**OBJECTIVE**:
Leave every picture out and write out the records below exactly.

**EXTRACTED RECORDS**:

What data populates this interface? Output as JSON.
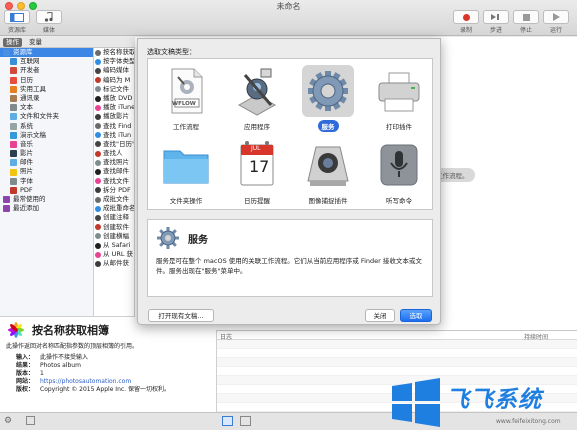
{
  "window": {
    "title": "未命名"
  },
  "toolbar": {
    "left": [
      {
        "label": "资源库",
        "icon": "library-icon"
      },
      {
        "label": "媒体",
        "icon": "media-icon"
      }
    ],
    "right": [
      {
        "label": "录制",
        "icon": "record-icon"
      },
      {
        "label": "步进",
        "icon": "step-icon"
      },
      {
        "label": "停止",
        "icon": "stop-icon"
      },
      {
        "label": "运行",
        "icon": "run-icon"
      }
    ]
  },
  "library_tabs": {
    "actions": "操作",
    "variables": "变量"
  },
  "library": {
    "items": [
      {
        "label": "资源库",
        "color": "#4a90e2",
        "selected": true
      },
      {
        "label": "互联网",
        "color": "#3a8fd9"
      },
      {
        "label": "开发者",
        "color": "#d04a3b"
      },
      {
        "label": "日历",
        "color": "#e74c3c"
      },
      {
        "label": "实用工具",
        "color": "#e67e22"
      },
      {
        "label": "通讯录",
        "color": "#a67c52"
      },
      {
        "label": "文本",
        "color": "#7f8c8d"
      },
      {
        "label": "文件和文件夹",
        "color": "#5dade2"
      },
      {
        "label": "系统",
        "color": "#95a5a6"
      },
      {
        "label": "演示文稿",
        "color": "#3498db"
      },
      {
        "label": "音乐",
        "color": "#e84393"
      },
      {
        "label": "影片",
        "color": "#2c3e50"
      },
      {
        "label": "邮件",
        "color": "#5dade2"
      },
      {
        "label": "照片",
        "color": "#f1c40f"
      },
      {
        "label": "字体",
        "color": "#7f8c8d"
      },
      {
        "label": "PDF",
        "color": "#c0392b"
      },
      {
        "label": "最常使用的",
        "color": "#8e44ad"
      },
      {
        "label": "最近添加",
        "color": "#8e44ad"
      }
    ]
  },
  "actions": {
    "items": [
      "按名称获取",
      "按字体类型",
      "编码媒体",
      "编码为 M",
      "标记文件",
      "播放 DVD",
      "播放 iTunes",
      "播放影片",
      "查找 Find",
      "查找 iTun",
      "查找\"日历\"",
      "查找人",
      "查找照片",
      "查找邮件",
      "查找文件",
      "拆分 PDF",
      "成批文件",
      "成批重命名",
      "创建注释",
      "创建软件",
      "创建横幅",
      "从 Safari",
      "从 URL 获",
      "从邮件获"
    ]
  },
  "description": {
    "title": "按名称获取相簿",
    "body": "此操作返回对名称匹配指参数的顶层相簿的引用。",
    "rows": [
      {
        "k": "输入：",
        "v": "此操作不接受输入"
      },
      {
        "k": "结果：",
        "v": "Photos album"
      },
      {
        "k": "版本：",
        "v": "1"
      },
      {
        "k": "网站：",
        "v": "https://photosautomation.com"
      },
      {
        "k": "版权：",
        "v": "Copyright © 2015 Apple Inc. 保留一切权利。"
      }
    ]
  },
  "workarea": {
    "drop_hint": "工作流程。"
  },
  "log": {
    "col1": "日志",
    "col2": "持续时间"
  },
  "sheet": {
    "title": "选取文稿类型：",
    "types": [
      {
        "label": "工作流程",
        "icon": "workflow-icon",
        "selected": false
      },
      {
        "label": "应用程序",
        "icon": "application-icon",
        "selected": false
      },
      {
        "label": "服务",
        "icon": "service-gear-icon",
        "selected": true
      },
      {
        "label": "打印插件",
        "icon": "printer-icon",
        "selected": false
      },
      {
        "label": "文件夹操作",
        "icon": "folder-icon",
        "selected": false
      },
      {
        "label": "日历提醒",
        "icon": "calendar-icon",
        "selected": false
      },
      {
        "label": "图像捕捉插件",
        "icon": "camera-icon",
        "selected": false
      },
      {
        "label": "听写命令",
        "icon": "microphone-icon",
        "selected": false
      }
    ],
    "workflow_badge": "WFLOW",
    "calendar_month": "JUL",
    "calendar_day": "17",
    "info_title": "服务",
    "info_body": "服务是可在整个 macOS 使用的关联工作流程。它们从当前应用程序或 Finder 接收文本或文件。服务出现在\"服务\"菜单中。",
    "open_existing": "打开现有文稿...",
    "close": "关闭",
    "choose": "选取"
  },
  "watermark": {
    "text": "飞飞系统",
    "url": "www.feifeixitong.com"
  }
}
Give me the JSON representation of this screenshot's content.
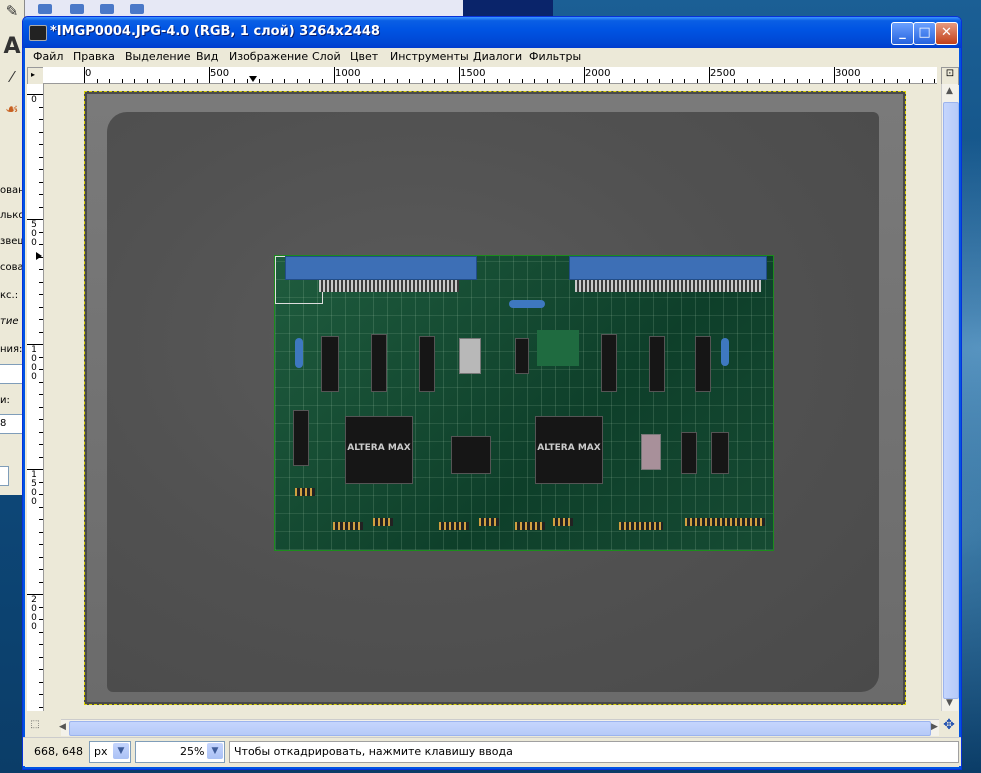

**OUTPUT FOR THIS EXERCISE**:
What data populates this interface? Output as JSON.
{
  "window": {
    "title": "未命名"
  },
  "toolbar": {
    "left": [
      {
        "label": "资源库",
        "icon": "library-icon"
      },
      {
        "label": "媒体",
        "icon": "media-icon"
      }
    ],
    "right": [
      {
        "label": "录制",
        "icon": "record-icon"
      },
      {
        "label": "步进",
        "icon": "step-icon"
      },
      {
        "label": "停止",
        "icon": "stop-icon"
      },
      {
        "label": "运行",
        "icon": "run-icon"
      }
    ]
  },
  "library_tabs": {
    "actions": "操作",
    "variables": "变量"
  },
  "library": {
    "items": [
      {
        "label": "资源库",
        "color": "#4a90e2",
        "selected": true
      },
      {
        "label": "互联网",
        "color": "#3a8fd9"
      },
      {
        "label": "开发者",
        "color": "#d04a3b"
      },
      {
        "label": "日历",
        "color": "#e74c3c"
      },
      {
        "label": "实用工具",
        "color": "#e67e22"
      },
      {
        "label": "通讯录",
        "color": "#a67c52"
      },
      {
        "label": "文本",
        "color": "#7f8c8d"
      },
      {
        "label": "文件和文件夹",
        "color": "#5dade2"
      },
      {
        "label": "系统",
        "color": "#95a5a6"
      },
      {
        "label": "演示文稿",
        "color": "#3498db"
      },
      {
        "label": "音乐",
        "color": "#e84393"
      },
      {
        "label": "影片",
        "color": "#2c3e50"
      },
      {
        "label": "邮件",
        "color": "#5dade2"
      },
      {
        "label": "照片",
        "color": "#f1c40f"
      },
      {
        "label": "字体",
        "color": "#7f8c8d"
      },
      {
        "label": "PDF",
        "color": "#c0392b"
      },
      {
        "label": "最常使用的",
        "color": "#8e44ad"
      },
      {
        "label": "最近添加",
        "color": "#8e44ad"
      }
    ]
  },
  "actions": {
    "items": [
      "按名称获取",
      "按字体类型",
      "编码媒体",
      "编码为 M",
      "标记文件",
      "播放 DVD",
      "播放 iTunes",
      "播放影片",
      "查找 Find",
      "查找 iTun",
      "查找\"日历\"",
      "查找人",
      "查找照片",
      "查找邮件",
      "查找文件",
      "拆分 PDF",
      "成批文件",
      "成批重命名",
      "创建注释",
      "创建软件",
      "创建横幅",
      "从 Safari",
      "从 URL 获",
      "从邮件获"
    ]
  },
  "description": {
    "title": "按名称获取相簿",
    "body": "此操作返回对名称匹配指参数的顶层相簿的引用。",
    "rows": [
      {
        "k": "输入：",
        "v": "此操作不接受输入"
      },
      {
        "k": "结果：",
        "v": "Photos album"
      },
      {
        "k": "版本：",
        "v": "1"
      },
      {
        "k": "网站：",
        "v": "https://photosautomation.com"
      },
      {
        "k": "版权：",
        "v": "Copyright © 2015 Apple Inc. 保留一切权利。"
      }
    ]
  },
  "workarea": {
    "drop_hint": "工作流程。"
  },
  "log": {
    "col1": "日志",
    "col2": "持续时间"
  },
  "sheet": {
    "title": "选取文稿类型：",
    "types": [
      {
        "label": "工作流程",
        "icon": "workflow-icon",
        "selected": false
      },
      {
        "label": "应用程序",
        "icon": "application-icon",
        "selected": false
      },
      {
        "label": "服务",
        "icon": "service-gear-icon",
        "selected": true
      },
      {
        "label": "打印插件",
        "icon": "printer-icon",
        "selected": false
      },
      {
        "label": "文件夹操作",
        "icon": "folder-icon",
        "selected": false
      },
      {
        "label": "日历提醒",
        "icon": "calendar-icon",
        "selected": false
      },
      {
        "label": "图像捕捉插件",
        "icon": "camera-icon",
        "selected": false
      },
      {
        "label": "听写命令",
        "icon": "microphone-icon",
        "selected": false
      }
    ],
    "workflow_badge": "WFLOW",
    "calendar_month": "JUL",
    "calendar_day": "17",
    "info_title": "服务",
    "info_body": "服务是可在整个 macOS 使用的关联工作流程。它们从当前应用程序或 Finder 接收文本或文件。服务出现在\"服务\"菜单中。",
    "open_existing": "打开现有文稿...",
    "close": "关闭",
    "choose": "选取"
  },
  "watermark": {
    "text": "飞飞系统",
    "url": "www.feifeixitong.com"
  }
}
Give me the JSON representation of this screenshot's content.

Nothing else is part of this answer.